[start Records shown]

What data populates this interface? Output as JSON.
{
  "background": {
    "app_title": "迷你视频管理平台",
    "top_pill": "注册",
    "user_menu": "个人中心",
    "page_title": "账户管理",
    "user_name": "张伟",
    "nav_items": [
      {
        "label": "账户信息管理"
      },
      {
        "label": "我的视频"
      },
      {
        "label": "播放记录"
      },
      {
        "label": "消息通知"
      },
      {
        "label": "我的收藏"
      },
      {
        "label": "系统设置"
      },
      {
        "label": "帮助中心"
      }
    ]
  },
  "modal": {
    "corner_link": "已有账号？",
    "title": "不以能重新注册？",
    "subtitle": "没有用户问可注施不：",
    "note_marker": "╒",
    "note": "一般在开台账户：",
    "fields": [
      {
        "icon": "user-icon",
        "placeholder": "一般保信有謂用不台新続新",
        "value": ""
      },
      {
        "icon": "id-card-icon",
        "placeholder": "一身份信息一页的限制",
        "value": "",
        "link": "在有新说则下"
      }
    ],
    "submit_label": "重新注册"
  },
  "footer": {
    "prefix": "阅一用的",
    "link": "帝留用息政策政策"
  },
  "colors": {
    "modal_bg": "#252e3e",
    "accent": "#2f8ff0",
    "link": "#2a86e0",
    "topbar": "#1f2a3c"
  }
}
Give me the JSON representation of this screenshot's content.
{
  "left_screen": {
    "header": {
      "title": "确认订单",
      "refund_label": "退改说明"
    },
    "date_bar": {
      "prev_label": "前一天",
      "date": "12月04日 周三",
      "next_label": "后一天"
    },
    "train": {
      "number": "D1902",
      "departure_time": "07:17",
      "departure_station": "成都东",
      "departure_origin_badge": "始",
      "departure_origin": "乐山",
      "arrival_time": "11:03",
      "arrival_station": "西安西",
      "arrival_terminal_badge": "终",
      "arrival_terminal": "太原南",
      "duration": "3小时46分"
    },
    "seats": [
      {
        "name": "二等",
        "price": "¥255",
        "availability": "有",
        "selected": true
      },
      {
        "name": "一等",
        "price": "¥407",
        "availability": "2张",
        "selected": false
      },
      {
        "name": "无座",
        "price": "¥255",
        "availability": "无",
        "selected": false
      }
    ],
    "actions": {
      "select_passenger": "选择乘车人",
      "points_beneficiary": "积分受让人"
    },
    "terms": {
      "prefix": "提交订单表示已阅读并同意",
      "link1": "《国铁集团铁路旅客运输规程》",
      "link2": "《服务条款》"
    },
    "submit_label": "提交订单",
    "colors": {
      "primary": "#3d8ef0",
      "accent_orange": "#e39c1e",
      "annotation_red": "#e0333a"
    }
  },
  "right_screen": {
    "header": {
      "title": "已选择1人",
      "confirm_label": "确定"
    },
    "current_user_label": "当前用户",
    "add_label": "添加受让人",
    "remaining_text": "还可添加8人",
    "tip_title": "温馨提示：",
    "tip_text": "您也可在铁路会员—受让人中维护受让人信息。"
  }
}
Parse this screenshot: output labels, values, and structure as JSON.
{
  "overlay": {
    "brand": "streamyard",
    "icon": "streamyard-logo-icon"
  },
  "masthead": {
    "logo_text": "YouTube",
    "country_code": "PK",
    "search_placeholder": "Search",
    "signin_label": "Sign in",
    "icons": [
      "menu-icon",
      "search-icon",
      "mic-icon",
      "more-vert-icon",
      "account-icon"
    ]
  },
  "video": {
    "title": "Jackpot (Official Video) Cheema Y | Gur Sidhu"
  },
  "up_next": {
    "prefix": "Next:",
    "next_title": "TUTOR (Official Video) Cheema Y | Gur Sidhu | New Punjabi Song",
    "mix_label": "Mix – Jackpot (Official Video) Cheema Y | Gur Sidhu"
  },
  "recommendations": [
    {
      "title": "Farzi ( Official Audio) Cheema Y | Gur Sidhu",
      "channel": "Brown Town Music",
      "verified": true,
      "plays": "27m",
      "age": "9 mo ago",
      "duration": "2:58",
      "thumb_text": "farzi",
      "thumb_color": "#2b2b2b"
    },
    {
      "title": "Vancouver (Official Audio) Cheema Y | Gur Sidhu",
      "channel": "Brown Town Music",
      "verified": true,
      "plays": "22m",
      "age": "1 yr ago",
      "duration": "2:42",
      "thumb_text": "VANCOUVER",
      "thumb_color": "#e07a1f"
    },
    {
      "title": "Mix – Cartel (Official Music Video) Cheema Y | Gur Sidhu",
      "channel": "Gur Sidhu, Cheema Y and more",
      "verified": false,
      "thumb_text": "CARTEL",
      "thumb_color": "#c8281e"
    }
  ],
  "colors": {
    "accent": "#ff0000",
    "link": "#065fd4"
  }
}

[end Records shown]

— Work to be completed —
Above are some records. Report the number of their lines that include "Cheema", and add nothing else.

— Finished task —
7